Goal:
Write out the data again exactly, skipping every picture.

Data shown:
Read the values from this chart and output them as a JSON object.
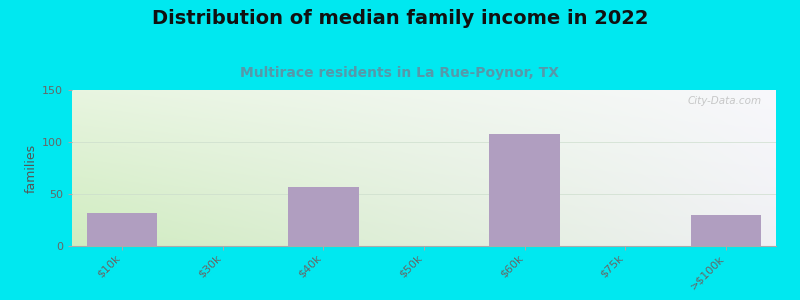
{
  "title": "Distribution of median family income in 2022",
  "subtitle": "Multirace residents in La Rue-Poynor, TX",
  "categories": [
    "$10k",
    "$30k",
    "$40k",
    "$50k",
    "$60k",
    "$75k",
    ">$100k"
  ],
  "values": [
    32,
    0,
    57,
    0,
    108,
    0,
    30
  ],
  "bar_color": "#b09ec0",
  "bg_color_topleft": "#e8f5e0",
  "bg_color_topright": "#f5f5f8",
  "bg_color_bottomleft": "#d8f0c8",
  "outer_bg": "#00e8f0",
  "ylabel": "families",
  "ylim": [
    0,
    150
  ],
  "yticks": [
    0,
    50,
    100,
    150
  ],
  "title_fontsize": 14,
  "subtitle_fontsize": 10,
  "subtitle_color": "#5599aa",
  "watermark": "City-Data.com",
  "tick_label_color": "#666666",
  "ylabel_color": "#555555"
}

Complete answer:
Read the values from this chart and output them as a JSON object.
{
  "title": "Distribution of median family income in 2022",
  "subtitle": "Multirace residents in La Rue-Poynor, TX",
  "categories": [
    "$10k",
    "$30k",
    "$40k",
    "$50k",
    "$60k",
    "$75k",
    ">$100k"
  ],
  "values": [
    32,
    0,
    57,
    0,
    108,
    0,
    30
  ],
  "bar_color": "#b09ec0",
  "bg_color_topleft": "#e8f5e0",
  "bg_color_topright": "#f5f5f8",
  "bg_color_bottomleft": "#d8f0c8",
  "outer_bg": "#00e8f0",
  "ylabel": "families",
  "ylim": [
    0,
    150
  ],
  "yticks": [
    0,
    50,
    100,
    150
  ],
  "title_fontsize": 14,
  "subtitle_fontsize": 10,
  "subtitle_color": "#5599aa",
  "watermark": "City-Data.com",
  "tick_label_color": "#666666",
  "ylabel_color": "#555555"
}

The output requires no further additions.